— Start of TASK INPUT —

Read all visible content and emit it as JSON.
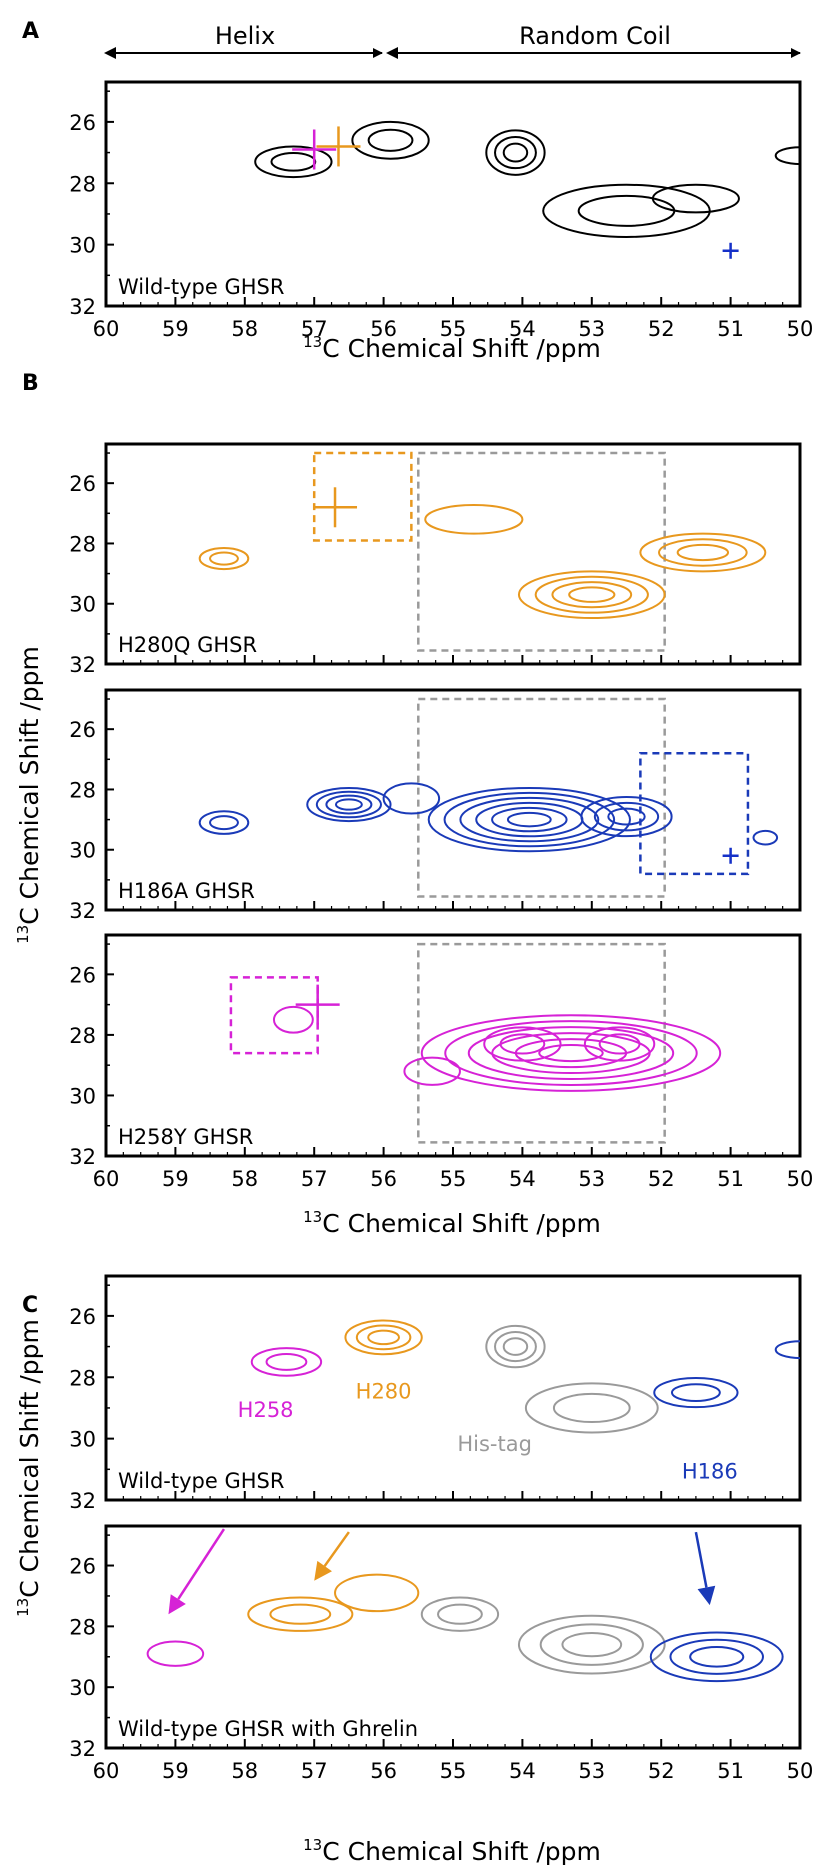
{
  "figure": {
    "panel_A_letter": "A",
    "panel_B_letter": "B",
    "panel_C_letter": "C",
    "region_helix": "Helix",
    "region_random_coil": "Random Coil",
    "xlabel_A": "13C Chemical Shift /ppm",
    "xlabel_B": "13C Chemical Shift /ppm",
    "xlabel_C": "13C Chemical Shift /ppm",
    "ylabel_B": "13C Chemical Shift /ppm",
    "ylabel_C": "13C Chemical Shift /ppm",
    "x_ticks": [
      60,
      59,
      58,
      57,
      56,
      55,
      54,
      53,
      52,
      51,
      50
    ],
    "y_ticks": [
      26,
      28,
      30,
      32
    ],
    "xlim": [
      60,
      50
    ],
    "ylim": [
      24.7,
      32
    ],
    "colors": {
      "black": "#000000",
      "orange": "#E8981E",
      "blue": "#1A3AB8",
      "magenta": "#D622D6",
      "gray": "#9A9A9A",
      "blue_marker": "#1530C8"
    }
  },
  "chart_data": [
    {
      "type": "scatter",
      "panel": "A",
      "label": "Wild-type GHSR",
      "xlim": [
        60,
        50
      ],
      "ylim": [
        24.7,
        32
      ],
      "peaks": [
        {
          "color": "black",
          "x": 57.3,
          "y": 27.3,
          "rx": 0.55,
          "ry": 1.0,
          "levels": 2
        },
        {
          "color": "black",
          "x": 55.9,
          "y": 26.6,
          "rx": 0.55,
          "ry": 1.2,
          "levels": 2
        },
        {
          "color": "black",
          "x": 54.1,
          "y": 27.0,
          "rx": 0.42,
          "ry": 1.45,
          "levels": 3
        },
        {
          "color": "black",
          "x": 52.5,
          "y": 28.9,
          "rx": 1.2,
          "ry": 1.7,
          "levels": 2
        },
        {
          "color": "black",
          "x": 51.5,
          "y": 28.5,
          "rx": 0.62,
          "ry": 0.9,
          "levels": 1
        },
        {
          "color": "black",
          "x": 50.0,
          "y": 27.1,
          "rx": 0.35,
          "ry": 0.55,
          "levels": 1
        }
      ],
      "crosses": [
        {
          "color": "magenta",
          "x": 57.0,
          "y": 26.9
        },
        {
          "color": "orange",
          "x": 56.65,
          "y": 26.8
        },
        {
          "color": "blue_marker",
          "x": 51.0,
          "y": 30.2
        }
      ],
      "boxes": []
    },
    {
      "type": "scatter",
      "panel": "B1",
      "label": "H280Q GHSR",
      "xlim": [
        60,
        50
      ],
      "ylim": [
        24.7,
        32
      ],
      "peaks": [
        {
          "color": "orange",
          "x": 58.3,
          "y": 28.5,
          "rx": 0.35,
          "ry": 0.7,
          "levels": 2
        },
        {
          "color": "orange",
          "x": 54.7,
          "y": 27.2,
          "rx": 0.7,
          "ry": 0.95,
          "levels": 1
        },
        {
          "color": "orange",
          "x": 53.0,
          "y": 29.7,
          "rx": 1.05,
          "ry": 1.55,
          "levels": 4
        },
        {
          "color": "orange",
          "x": 51.4,
          "y": 28.3,
          "rx": 0.9,
          "ry": 1.25,
          "levels": 3
        }
      ],
      "crosses": [
        {
          "color": "orange",
          "x": 56.7,
          "y": 26.8
        }
      ],
      "boxes": [
        {
          "color": "orange",
          "x0": 57.0,
          "x1": 55.6,
          "y0": 25.0,
          "y1": 27.9
        },
        {
          "color": "gray",
          "x0": 55.5,
          "x1": 51.95,
          "y0": 25.0,
          "y1": 31.55
        }
      ]
    },
    {
      "type": "scatter",
      "panel": "B2",
      "label": "H186A GHSR",
      "xlim": [
        60,
        50
      ],
      "ylim": [
        24.7,
        32
      ],
      "peaks": [
        {
          "color": "blue",
          "x": 58.3,
          "y": 29.1,
          "rx": 0.35,
          "ry": 0.75,
          "levels": 2
        },
        {
          "color": "blue",
          "x": 56.5,
          "y": 28.5,
          "rx": 0.6,
          "ry": 1.1,
          "levels": 4
        },
        {
          "color": "blue",
          "x": 55.6,
          "y": 28.3,
          "rx": 0.4,
          "ry": 1.0,
          "levels": 1
        },
        {
          "color": "blue",
          "x": 53.9,
          "y": 29.0,
          "rx": 1.45,
          "ry": 2.1,
          "levels": 6
        },
        {
          "color": "blue",
          "x": 52.5,
          "y": 28.9,
          "rx": 0.65,
          "ry": 1.3,
          "levels": 3
        },
        {
          "color": "blue",
          "x": 50.5,
          "y": 29.6,
          "rx": 0.17,
          "ry": 0.45,
          "levels": 1
        }
      ],
      "crosses": [
        {
          "color": "blue_marker",
          "x": 51.0,
          "y": 30.2
        }
      ],
      "boxes": [
        {
          "color": "gray",
          "x0": 55.5,
          "x1": 51.95,
          "y0": 25.0,
          "y1": 31.55
        },
        {
          "color": "blue",
          "x0": 52.3,
          "x1": 50.75,
          "y0": 26.8,
          "y1": 30.8
        }
      ]
    },
    {
      "type": "scatter",
      "panel": "B3",
      "label": "H258Y GHSR",
      "xlim": [
        60,
        50
      ],
      "ylim": [
        24.7,
        32
      ],
      "peaks": [
        {
          "color": "magenta",
          "x": 57.3,
          "y": 27.5,
          "rx": 0.28,
          "ry": 0.85,
          "levels": 1
        },
        {
          "color": "magenta",
          "x": 53.3,
          "y": 28.6,
          "rx": 2.15,
          "ry": 2.5,
          "levels": 6
        },
        {
          "color": "magenta",
          "x": 55.3,
          "y": 29.2,
          "rx": 0.4,
          "ry": 0.9,
          "levels": 1
        },
        {
          "color": "magenta",
          "x": 54.0,
          "y": 28.3,
          "rx": 0.55,
          "ry": 1.1,
          "levels": 2
        },
        {
          "color": "magenta",
          "x": 52.6,
          "y": 28.3,
          "rx": 0.5,
          "ry": 1.1,
          "levels": 2
        }
      ],
      "crosses": [
        {
          "color": "magenta",
          "x": 56.95,
          "y": 27.0
        }
      ],
      "boxes": [
        {
          "color": "magenta",
          "x0": 58.2,
          "x1": 56.95,
          "y0": 26.1,
          "y1": 28.6
        },
        {
          "color": "gray",
          "x0": 55.5,
          "x1": 51.95,
          "y0": 25.0,
          "y1": 31.55
        }
      ]
    },
    {
      "type": "scatter",
      "panel": "C1",
      "label": "Wild-type GHSR",
      "xlim": [
        60,
        50
      ],
      "ylim": [
        24.7,
        32
      ],
      "peaks": [
        {
          "color": "magenta",
          "x": 57.4,
          "y": 27.5,
          "rx": 0.5,
          "ry": 0.9,
          "levels": 2
        },
        {
          "color": "orange",
          "x": 56.0,
          "y": 26.7,
          "rx": 0.55,
          "ry": 1.1,
          "levels": 3
        },
        {
          "color": "gray",
          "x": 54.1,
          "y": 27.0,
          "rx": 0.42,
          "ry": 1.35,
          "levels": 3
        },
        {
          "color": "gray",
          "x": 53.0,
          "y": 29.0,
          "rx": 0.95,
          "ry": 1.6,
          "levels": 2
        },
        {
          "color": "blue",
          "x": 51.5,
          "y": 28.5,
          "rx": 0.6,
          "ry": 0.95,
          "levels": 2
        },
        {
          "color": "blue",
          "x": 50.0,
          "y": 27.1,
          "rx": 0.35,
          "ry": 0.55,
          "levels": 1
        }
      ],
      "annotations": [
        {
          "text": "H258",
          "color": "magenta",
          "x": 57.7,
          "y": 29.3
        },
        {
          "text": "H280",
          "color": "orange",
          "x": 56.0,
          "y": 28.7
        },
        {
          "text": "His-tag",
          "color": "gray",
          "x": 54.4,
          "y": 30.4
        },
        {
          "text": "H186",
          "color": "blue",
          "x": 51.3,
          "y": 31.3
        }
      ],
      "crosses": [],
      "boxes": []
    },
    {
      "type": "scatter",
      "panel": "C2",
      "label": "Wild-type GHSR with Ghrelin",
      "xlim": [
        60,
        50
      ],
      "ylim": [
        24.7,
        32
      ],
      "peaks": [
        {
          "color": "magenta",
          "x": 59.0,
          "y": 28.9,
          "rx": 0.4,
          "ry": 0.8,
          "levels": 1
        },
        {
          "color": "orange",
          "x": 57.2,
          "y": 27.6,
          "rx": 0.75,
          "ry": 1.1,
          "levels": 2
        },
        {
          "color": "orange",
          "x": 56.1,
          "y": 26.9,
          "rx": 0.6,
          "ry": 1.2,
          "levels": 1
        },
        {
          "color": "gray",
          "x": 54.9,
          "y": 27.6,
          "rx": 0.55,
          "ry": 1.1,
          "levels": 2
        },
        {
          "color": "gray",
          "x": 53.0,
          "y": 28.6,
          "rx": 1.05,
          "ry": 1.9,
          "levels": 3
        },
        {
          "color": "blue",
          "x": 51.2,
          "y": 29.0,
          "rx": 0.95,
          "ry": 1.6,
          "levels": 3
        }
      ],
      "arrows": [
        {
          "color": "magenta",
          "x1": 58.3,
          "y1": 24.8,
          "x2": 59.1,
          "y2": 27.6
        },
        {
          "color": "orange",
          "x1": 56.5,
          "y1": 24.9,
          "x2": 57.0,
          "y2": 26.5
        },
        {
          "color": "blue",
          "x1": 51.5,
          "y1": 24.9,
          "x2": 51.3,
          "y2": 27.3
        }
      ],
      "crosses": [],
      "boxes": []
    }
  ]
}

— End of TASK INPUT —

Determine how many lines of the data contain the word "text", and reply with that number only.

- [REPLY TO THE TASK] 4